**To be done**
Output every entry exactly as written, skipping any pictures.

**Available records**
..............................

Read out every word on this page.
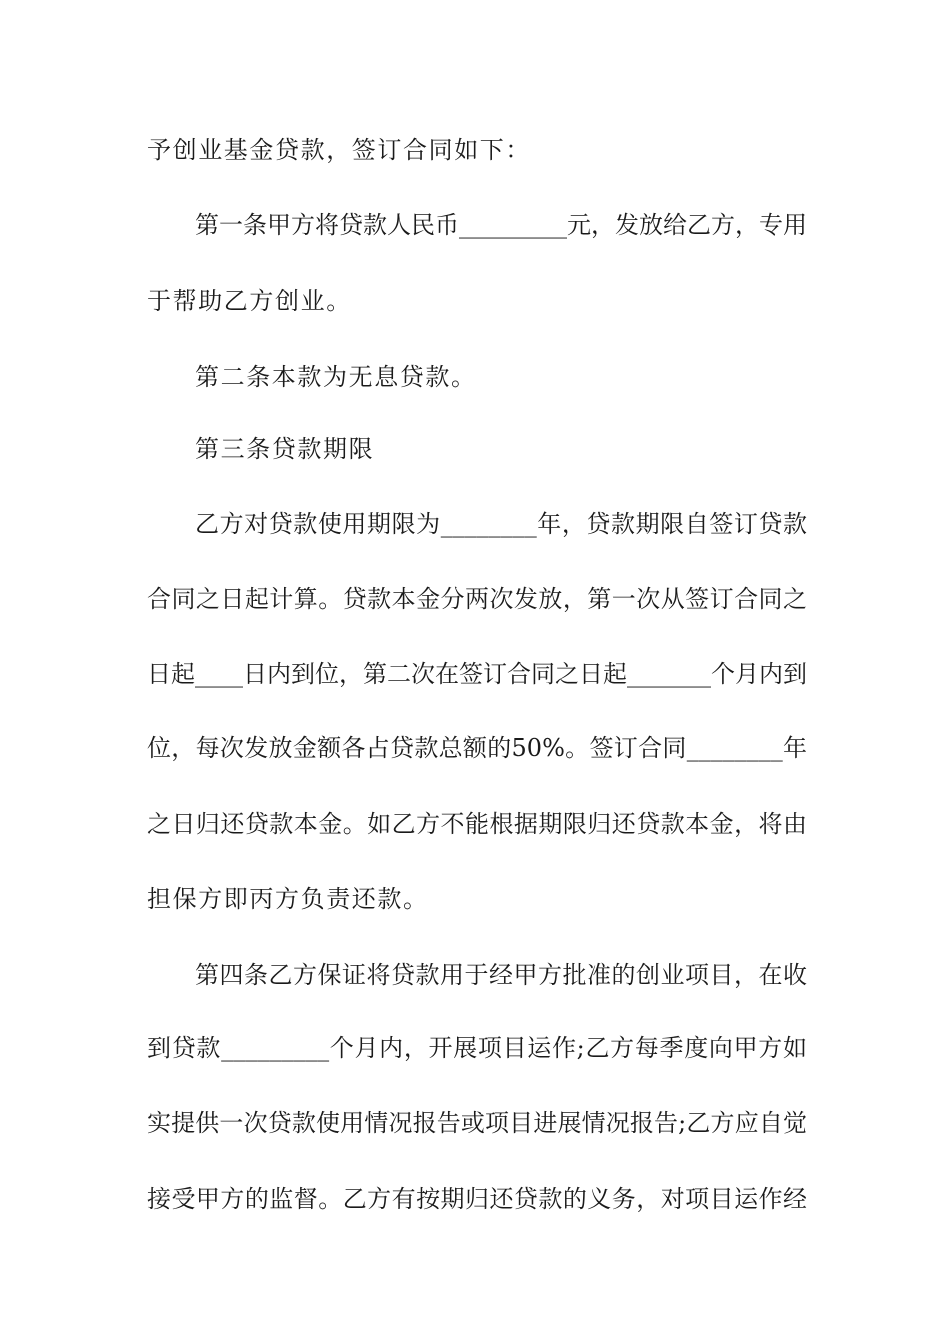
予创业基金贷款，签订合同如下：
第一条甲方将贷款人民币_________元，发放给乙方，专用
于帮助乙方创业。
第二条本款为无息贷款。
第三条贷款期限
乙方对贷款使用期限为________年，贷款期限自签订贷款
合同之日起计算。贷款本金分两次发放，第一次从签订合同之
日起____日内到位，第二次在签订合同之日起_______个月内到
位，每次发放金额各占贷款总额的50%。签订合同________年
之日归还贷款本金。如乙方不能根据期限归还贷款本金，将由
担保方即丙方负责还款。
第四条乙方保证将贷款用于经甲方批准的创业项目，在收
到贷款_________个月内，开展项目运作;乙方每季度向甲方如
实提供一次贷款使用情况报告或项目进展情况报告;乙方应自觉
接受甲方的监督。乙方有按期归还贷款的义务，对项目运作经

..............................

**Task solution**
Read out every word on this page.
予创业基金贷款，签订合同如下：
第一条甲方将贷款人民币_________元，发放给乙方，专用
于帮助乙方创业。
第二条本款为无息贷款。
第三条贷款期限
乙方对贷款使用期限为________年，贷款期限自签订贷款
合同之日起计算。贷款本金分两次发放，第一次从签订合同之
日起____日内到位，第二次在签订合同之日起_______个月内到
位，每次发放金额各占贷款总额的50%。签订合同________年
之日归还贷款本金。如乙方不能根据期限归还贷款本金，将由
担保方即丙方负责还款。
第四条乙方保证将贷款用于经甲方批准的创业项目，在收
到贷款_________个月内，开展项目运作;乙方每季度向甲方如
实提供一次贷款使用情况报告或项目进展情况报告;乙方应自觉
接受甲方的监督。乙方有按期归还贷款的义务，对项目运作经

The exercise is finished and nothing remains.